═════ Dataset content

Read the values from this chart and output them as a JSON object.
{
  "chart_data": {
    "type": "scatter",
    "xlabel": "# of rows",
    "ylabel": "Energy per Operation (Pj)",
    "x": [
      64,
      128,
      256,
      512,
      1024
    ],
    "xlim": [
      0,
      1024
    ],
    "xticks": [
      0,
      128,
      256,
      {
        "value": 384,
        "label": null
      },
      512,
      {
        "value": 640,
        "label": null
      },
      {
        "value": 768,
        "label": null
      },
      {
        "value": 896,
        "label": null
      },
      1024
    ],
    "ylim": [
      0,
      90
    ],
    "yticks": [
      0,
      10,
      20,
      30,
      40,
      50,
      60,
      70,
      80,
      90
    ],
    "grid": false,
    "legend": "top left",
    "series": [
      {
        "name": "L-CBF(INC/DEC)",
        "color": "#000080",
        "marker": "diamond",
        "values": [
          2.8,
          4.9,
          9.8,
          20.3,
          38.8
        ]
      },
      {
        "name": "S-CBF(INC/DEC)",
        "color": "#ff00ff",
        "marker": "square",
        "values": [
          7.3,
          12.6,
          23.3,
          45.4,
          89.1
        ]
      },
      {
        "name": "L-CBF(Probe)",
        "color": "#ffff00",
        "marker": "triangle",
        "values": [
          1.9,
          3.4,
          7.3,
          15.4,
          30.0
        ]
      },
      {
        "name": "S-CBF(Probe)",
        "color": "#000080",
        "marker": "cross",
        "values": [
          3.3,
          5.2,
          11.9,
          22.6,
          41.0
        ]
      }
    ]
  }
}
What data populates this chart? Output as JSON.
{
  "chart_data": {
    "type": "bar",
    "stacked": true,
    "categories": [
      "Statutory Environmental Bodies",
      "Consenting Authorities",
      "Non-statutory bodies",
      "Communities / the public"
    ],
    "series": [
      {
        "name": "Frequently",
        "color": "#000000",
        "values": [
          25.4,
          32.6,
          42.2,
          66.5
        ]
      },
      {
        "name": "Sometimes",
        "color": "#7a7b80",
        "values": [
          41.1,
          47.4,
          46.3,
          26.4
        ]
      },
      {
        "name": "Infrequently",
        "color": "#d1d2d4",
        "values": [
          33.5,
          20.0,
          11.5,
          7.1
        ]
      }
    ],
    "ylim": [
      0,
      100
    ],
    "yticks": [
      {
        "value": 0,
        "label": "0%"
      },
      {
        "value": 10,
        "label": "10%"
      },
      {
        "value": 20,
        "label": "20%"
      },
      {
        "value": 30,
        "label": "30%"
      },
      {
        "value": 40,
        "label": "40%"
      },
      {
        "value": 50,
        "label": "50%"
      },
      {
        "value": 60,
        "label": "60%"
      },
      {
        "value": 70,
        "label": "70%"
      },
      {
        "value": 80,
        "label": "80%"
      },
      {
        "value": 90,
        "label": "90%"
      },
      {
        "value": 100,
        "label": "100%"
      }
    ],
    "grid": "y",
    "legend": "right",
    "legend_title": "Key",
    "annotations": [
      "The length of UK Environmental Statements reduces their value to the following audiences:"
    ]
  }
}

══════════

What the task requires
Give back all the data exactly as written.

Exercise answer
Read the values from this chart and output them as a JSON object.
{
  "chart_data": {
    "type": "scatter",
    "xlabel": "# of rows",
    "ylabel": "Energy per Operation (Pj)",
    "x": [
      64,
      128,
      256,
      512,
      1024
    ],
    "xlim": [
      0,
      1024
    ],
    "xticks": [
      0,
      128,
      256,
      {
        "value": 384,
        "label": null
      },
      512,
      {
        "value": 640,
        "label": null
      },
      {
        "value": 768,
        "label": null
      },
      {
        "value": 896,
        "label": null
      },
      1024
    ],
    "ylim": [
      0,
      90
    ],
    "yticks": [
      0,
      10,
      20,
      30,
      40,
      50,
      60,
      70,
      80,
      90
    ],
    "grid": false,
    "legend": "top left",
    "series": [
      {
        "name": "L-CBF(INC/DEC)",
        "color": "#000080",
        "marker": "diamond",
        "values": [
          2.8,
          4.9,
          9.8,
          20.3,
          38.8
        ]
      },
      {
        "name": "S-CBF(INC/DEC)",
        "color": "#ff00ff",
        "marker": "square",
        "values": [
          7.3,
          12.6,
          23.3,
          45.4,
          89.1
        ]
      },
      {
        "name": "L-CBF(Probe)",
        "color": "#ffff00",
        "marker": "triangle",
        "values": [
          1.9,
          3.4,
          7.3,
          15.4,
          30.0
        ]
      },
      {
        "name": "S-CBF(Probe)",
        "color": "#000080",
        "marker": "cross",
        "values": [
          3.3,
          5.2,
          11.9,
          22.6,
          41.0
        ]
      }
    ]
  }
}
What data populates this chart? Output as JSON.
{
  "chart_data": {
    "type": "bar",
    "stacked": true,
    "categories": [
      "Statutory Environmental Bodies",
      "Consenting Authorities",
      "Non-statutory bodies",
      "Communities / the public"
    ],
    "series": [
      {
        "name": "Frequently",
        "color": "#000000",
        "values": [
          25.4,
          32.6,
          42.2,
          66.5
        ]
      },
      {
        "name": "Sometimes",
        "color": "#7a7b80",
        "values": [
          41.1,
          47.4,
          46.3,
          26.4
        ]
      },
      {
        "name": "Infrequently",
        "color": "#d1d2d4",
        "values": [
          33.5,
          20.0,
          11.5,
          7.1
        ]
      }
    ],
    "ylim": [
      0,
      100
    ],
    "yticks": [
      {
        "value": 0,
        "label": "0%"
      },
      {
        "value": 10,
        "label": "10%"
      },
      {
        "value": 20,
        "label": "20%"
      },
      {
        "value": 30,
        "label": "30%"
      },
      {
        "value": 40,
        "label": "40%"
      },
      {
        "value": 50,
        "label": "50%"
      },
      {
        "value": 60,
        "label": "60%"
      },
      {
        "value": 70,
        "label": "70%"
      },
      {
        "value": 80,
        "label": "80%"
      },
      {
        "value": 90,
        "label": "90%"
      },
      {
        "value": 100,
        "label": "100%"
      }
    ],
    "grid": "y",
    "legend": "right",
    "legend_title": "Key",
    "annotations": [
      "The length of UK Environmental Statements reduces their value to the following audiences:"
    ]
  }
}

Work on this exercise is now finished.